> Requirement: Take every line that has the string "Front" and copy it out.

> Information supplied:
/---

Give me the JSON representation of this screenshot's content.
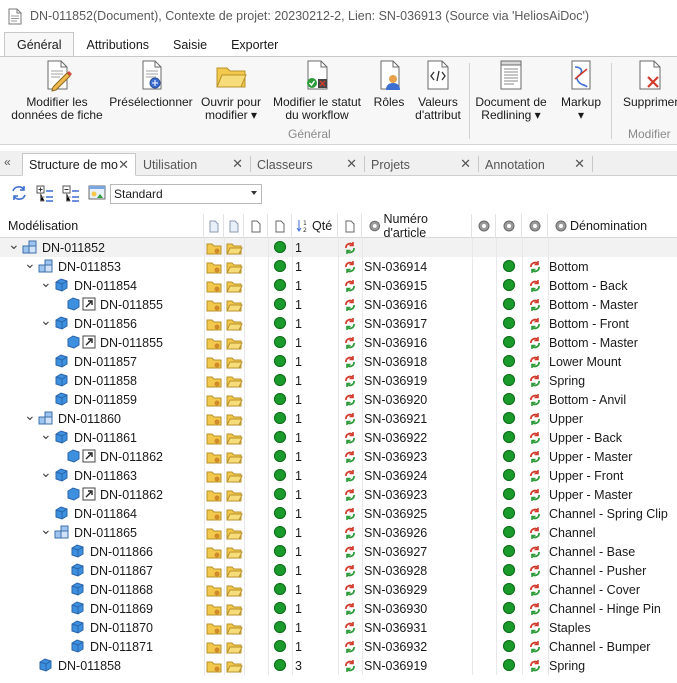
{
  "window": {
    "title": "DN-011852(Document), Contexte de projet: 20230212-2, Lien: SN-036913  (Source via 'HeliosAiDoc')"
  },
  "ribbon": {
    "tabs": [
      "Général",
      "Attributions",
      "Saisie",
      "Exporter"
    ],
    "active_tab": 0,
    "buttons": [
      {
        "label1": "Modifier les",
        "label2": "données de fiche",
        "icon": "edit-data-icon"
      },
      {
        "label1": "Présélectionner",
        "label2": "",
        "icon": "preselect-icon"
      },
      {
        "label1": "Ouvrir pour",
        "label2": "modifier ▾",
        "icon": "open-folder-icon"
      },
      {
        "label1": "Modifier le statut",
        "label2": "du workflow",
        "icon": "workflow-status-icon"
      },
      {
        "label1": "Rôles",
        "label2": "",
        "icon": "roles-icon"
      },
      {
        "label1": "Valeurs",
        "label2": "d'attribut",
        "icon": "attribute-values-icon"
      },
      {
        "label1": "Document de",
        "label2": "Redlining ▾",
        "icon": "redlining-document-icon"
      },
      {
        "label1": "Markup",
        "label2": "▾",
        "icon": "markup-icon"
      },
      {
        "label1": "Supprimer",
        "label2": "",
        "icon": "delete-icon"
      }
    ],
    "groups": [
      "Général",
      "Modifier"
    ]
  },
  "doc_tabs": {
    "collapse_glyph": "«",
    "tabs": [
      "Structure de mo",
      "Utilisation",
      "Classeurs",
      "Projets",
      "Annotation"
    ],
    "active": 0,
    "close_glyph": "✕"
  },
  "toolbar": {
    "view_select": "Standard"
  },
  "grid": {
    "headers": {
      "modelisation": "Modélisation",
      "qty": "Qté",
      "article_number": "Numéro d'article",
      "designation": "Dénomination"
    },
    "rows": [
      {
        "level": 0,
        "expand": "v",
        "type": "assembly",
        "id": "DN-011852",
        "qty": "1",
        "article": "",
        "designation": "",
        "selected": true,
        "folders": true,
        "dot": true,
        "link": false
      },
      {
        "level": 1,
        "expand": "v",
        "type": "assembly",
        "id": "DN-011853",
        "qty": "1",
        "article": "SN-036914",
        "designation": "Bottom",
        "folders": true,
        "dot": true
      },
      {
        "level": 2,
        "expand": "v",
        "type": "part",
        "id": "DN-011854",
        "qty": "1",
        "article": "SN-036915",
        "designation": "Bottom - Back",
        "folders": true,
        "dot": true
      },
      {
        "level": 3,
        "expand": "",
        "type": "drawing",
        "id": "DN-011855",
        "qty": "1",
        "article": "SN-036916",
        "designation": "Bottom - Master",
        "folders": true,
        "dot": true
      },
      {
        "level": 2,
        "expand": "v",
        "type": "part",
        "id": "DN-011856",
        "qty": "1",
        "article": "SN-036917",
        "designation": "Bottom - Front",
        "folders": true,
        "dot": true
      },
      {
        "level": 3,
        "expand": "",
        "type": "drawing",
        "id": "DN-011855",
        "qty": "1",
        "article": "SN-036916",
        "designation": "Bottom - Master",
        "folders": true,
        "dot": true
      },
      {
        "level": 2,
        "expand": "",
        "type": "part",
        "id": "DN-011857",
        "qty": "1",
        "article": "SN-036918",
        "designation": "Lower Mount",
        "folders": true,
        "dot": true
      },
      {
        "level": 2,
        "expand": "",
        "type": "part",
        "id": "DN-011858",
        "qty": "1",
        "article": "SN-036919",
        "designation": "Spring",
        "folders": true,
        "dot": true
      },
      {
        "level": 2,
        "expand": "",
        "type": "part",
        "id": "DN-011859",
        "qty": "1",
        "article": "SN-036920",
        "designation": "Bottom - Anvil",
        "folders": true,
        "dot": true
      },
      {
        "level": 1,
        "expand": "v",
        "type": "assembly",
        "id": "DN-011860",
        "qty": "1",
        "article": "SN-036921",
        "designation": "Upper",
        "folders": true,
        "dot": true
      },
      {
        "level": 2,
        "expand": "v",
        "type": "part",
        "id": "DN-011861",
        "qty": "1",
        "article": "SN-036922",
        "designation": "Upper - Back",
        "folders": true,
        "dot": true
      },
      {
        "level": 3,
        "expand": "",
        "type": "drawing",
        "id": "DN-011862",
        "qty": "1",
        "article": "SN-036923",
        "designation": "Upper - Master",
        "folders": true,
        "dot": true
      },
      {
        "level": 2,
        "expand": "v",
        "type": "part",
        "id": "DN-011863",
        "qty": "1",
        "article": "SN-036924",
        "designation": "Upper - Front",
        "folders": true,
        "dot": true
      },
      {
        "level": 3,
        "expand": "",
        "type": "drawing",
        "id": "DN-011862",
        "qty": "1",
        "article": "SN-036923",
        "designation": "Upper - Master",
        "folders": true,
        "dot": true
      },
      {
        "level": 2,
        "expand": "",
        "type": "part",
        "id": "DN-011864",
        "qty": "1",
        "article": "SN-036925",
        "designation": "Channel - Spring Clip",
        "folders": true,
        "dot": true
      },
      {
        "level": 2,
        "expand": "v",
        "type": "assembly",
        "id": "DN-011865",
        "qty": "1",
        "article": "SN-036926",
        "designation": "Channel",
        "folders": true,
        "dot": true
      },
      {
        "level": 3,
        "expand": "",
        "type": "part",
        "id": "DN-011866",
        "qty": "1",
        "article": "SN-036927",
        "designation": "Channel - Base",
        "folders": true,
        "dot": true
      },
      {
        "level": 3,
        "expand": "",
        "type": "part",
        "id": "DN-011867",
        "qty": "1",
        "article": "SN-036928",
        "designation": "Channel - Pusher",
        "folders": true,
        "dot": true
      },
      {
        "level": 3,
        "expand": "",
        "type": "part",
        "id": "DN-011868",
        "qty": "1",
        "article": "SN-036929",
        "designation": "Channel - Cover",
        "folders": true,
        "dot": true
      },
      {
        "level": 3,
        "expand": "",
        "type": "part",
        "id": "DN-011869",
        "qty": "1",
        "article": "SN-036930",
        "designation": "Channel - Hinge Pin",
        "folders": true,
        "dot": true
      },
      {
        "level": 3,
        "expand": "",
        "type": "part",
        "id": "DN-011870",
        "qty": "1",
        "article": "SN-036931",
        "designation": "Staples",
        "folders": true,
        "dot": true
      },
      {
        "level": 3,
        "expand": "",
        "type": "part",
        "id": "DN-011871",
        "qty": "1",
        "article": "SN-036932",
        "designation": "Channel - Bumper",
        "folders": true,
        "dot": true
      },
      {
        "level": 1,
        "expand": "",
        "type": "part",
        "id": "DN-011858",
        "qty": "3",
        "article": "SN-036919",
        "designation": "Spring",
        "folders": true,
        "dot": true
      }
    ]
  },
  "colors": {
    "status_green": "#1a9a2a",
    "folder_yellow": "#f2c94c",
    "part_blue": "#3d8fe0",
    "sync_red": "#d23c2c",
    "sync_green": "#2e9b3a"
  }
}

\---

> Solution to the exercise:
        "designation": "Bottom - Front",
        "designation": "Upper - Front",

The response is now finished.